* _Work to be completed_
Copy the data word for word, keeping every line.

-- begin Exercise materials --

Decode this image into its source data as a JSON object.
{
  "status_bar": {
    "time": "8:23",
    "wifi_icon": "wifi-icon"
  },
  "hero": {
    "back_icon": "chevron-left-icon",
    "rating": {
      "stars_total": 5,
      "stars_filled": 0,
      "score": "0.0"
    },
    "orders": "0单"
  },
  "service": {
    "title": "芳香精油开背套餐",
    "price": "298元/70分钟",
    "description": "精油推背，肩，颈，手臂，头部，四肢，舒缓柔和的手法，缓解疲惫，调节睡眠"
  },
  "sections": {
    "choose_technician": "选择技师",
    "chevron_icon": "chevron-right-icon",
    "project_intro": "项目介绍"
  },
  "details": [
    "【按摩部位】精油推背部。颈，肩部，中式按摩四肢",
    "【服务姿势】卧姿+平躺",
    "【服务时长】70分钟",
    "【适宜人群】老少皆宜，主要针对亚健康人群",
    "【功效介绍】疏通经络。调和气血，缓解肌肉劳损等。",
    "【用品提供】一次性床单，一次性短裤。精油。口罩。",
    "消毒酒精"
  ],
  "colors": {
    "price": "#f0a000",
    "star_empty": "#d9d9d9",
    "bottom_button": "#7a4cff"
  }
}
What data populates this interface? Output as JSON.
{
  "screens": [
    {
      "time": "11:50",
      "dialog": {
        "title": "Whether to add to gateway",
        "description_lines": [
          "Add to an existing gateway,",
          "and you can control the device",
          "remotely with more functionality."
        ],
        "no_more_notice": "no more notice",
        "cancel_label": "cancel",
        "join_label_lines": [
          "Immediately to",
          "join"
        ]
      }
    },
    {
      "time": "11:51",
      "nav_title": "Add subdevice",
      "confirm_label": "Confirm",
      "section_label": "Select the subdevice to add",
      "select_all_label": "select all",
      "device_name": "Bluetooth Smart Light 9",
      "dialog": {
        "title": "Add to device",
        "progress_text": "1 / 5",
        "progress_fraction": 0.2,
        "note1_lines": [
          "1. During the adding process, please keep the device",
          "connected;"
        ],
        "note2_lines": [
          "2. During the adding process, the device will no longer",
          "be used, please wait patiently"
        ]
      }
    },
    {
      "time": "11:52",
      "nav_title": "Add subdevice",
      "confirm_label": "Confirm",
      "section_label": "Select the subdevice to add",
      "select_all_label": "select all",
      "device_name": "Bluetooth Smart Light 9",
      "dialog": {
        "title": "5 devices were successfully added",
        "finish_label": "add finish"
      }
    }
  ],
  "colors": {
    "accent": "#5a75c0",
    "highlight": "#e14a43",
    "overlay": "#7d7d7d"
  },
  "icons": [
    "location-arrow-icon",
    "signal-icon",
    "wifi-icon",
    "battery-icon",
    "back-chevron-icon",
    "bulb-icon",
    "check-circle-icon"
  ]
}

-- end Exercise materials --

* _The result_
Decode this image into its source data as a JSON object.
{
  "status_bar": {
    "time": "8:23",
    "wifi_icon": "wifi-icon"
  },
  "hero": {
    "back_icon": "chevron-left-icon",
    "rating": {
      "stars_total": 5,
      "stars_filled": 0,
      "score": "0.0"
    },
    "orders": "0单"
  },
  "service": {
    "title": "芳香精油开背套餐",
    "price": "298元/70分钟",
    "description": "精油推背，肩，颈，手臂，头部，四肢，舒缓柔和的手法，缓解疲惫，调节睡眠"
  },
  "sections": {
    "choose_technician": "选择技师",
    "chevron_icon": "chevron-right-icon",
    "project_intro": "项目介绍"
  },
  "details": [
    "【按摩部位】精油推背部。颈，肩部，中式按摩四肢",
    "【服务姿势】卧姿+平躺",
    "【服务时长】70分钟",
    "【适宜人群】老少皆宜，主要针对亚健康人群",
    "【功效介绍】疏通经络。调和气血，缓解肌肉劳损等。",
    "【用品提供】一次性床单，一次性短裤。精油。口罩。",
    "消毒酒精"
  ],
  "colors": {
    "price": "#f0a000",
    "star_empty": "#d9d9d9",
    "bottom_button": "#7a4cff"
  }
}
What data populates this interface? Output as JSON.
{
  "screens": [
    {
      "time": "11:50",
      "dialog": {
        "title": "Whether to add to gateway",
        "description_lines": [
          "Add to an existing gateway,",
          "and you can control the device",
          "remotely with more functionality."
        ],
        "no_more_notice": "no more notice",
        "cancel_label": "cancel",
        "join_label_lines": [
          "Immediately to",
          "join"
        ]
      }
    },
    {
      "time": "11:51",
      "nav_title": "Add subdevice",
      "confirm_label": "Confirm",
      "section_label": "Select the subdevice to add",
      "select_all_label": "select all",
      "device_name": "Bluetooth Smart Light 9",
      "dialog": {
        "title": "Add to device",
        "progress_text": "1 / 5",
        "progress_fraction": 0.2,
        "note1_lines": [
          "1. During the adding process, please keep the device",
          "connected;"
        ],
        "note2_lines": [
          "2. During the adding process, the device will no longer",
          "be used, please wait patiently"
        ]
      }
    },
    {
      "time": "11:52",
      "nav_title": "Add subdevice",
      "confirm_label": "Confirm",
      "section_label": "Select the subdevice to add",
      "select_all_label": "select all",
      "device_name": "Bluetooth Smart Light 9",
      "dialog": {
        "title": "5 devices were successfully added",
        "finish_label": "add finish"
      }
    }
  ],
  "colors": {
    "accent": "#5a75c0",
    "highlight": "#e14a43",
    "overlay": "#7d7d7d"
  },
  "icons": [
    "location-arrow-icon",
    "signal-icon",
    "wifi-icon",
    "battery-icon",
    "back-chevron-icon",
    "bulb-icon",
    "check-circle-icon"
  ]
}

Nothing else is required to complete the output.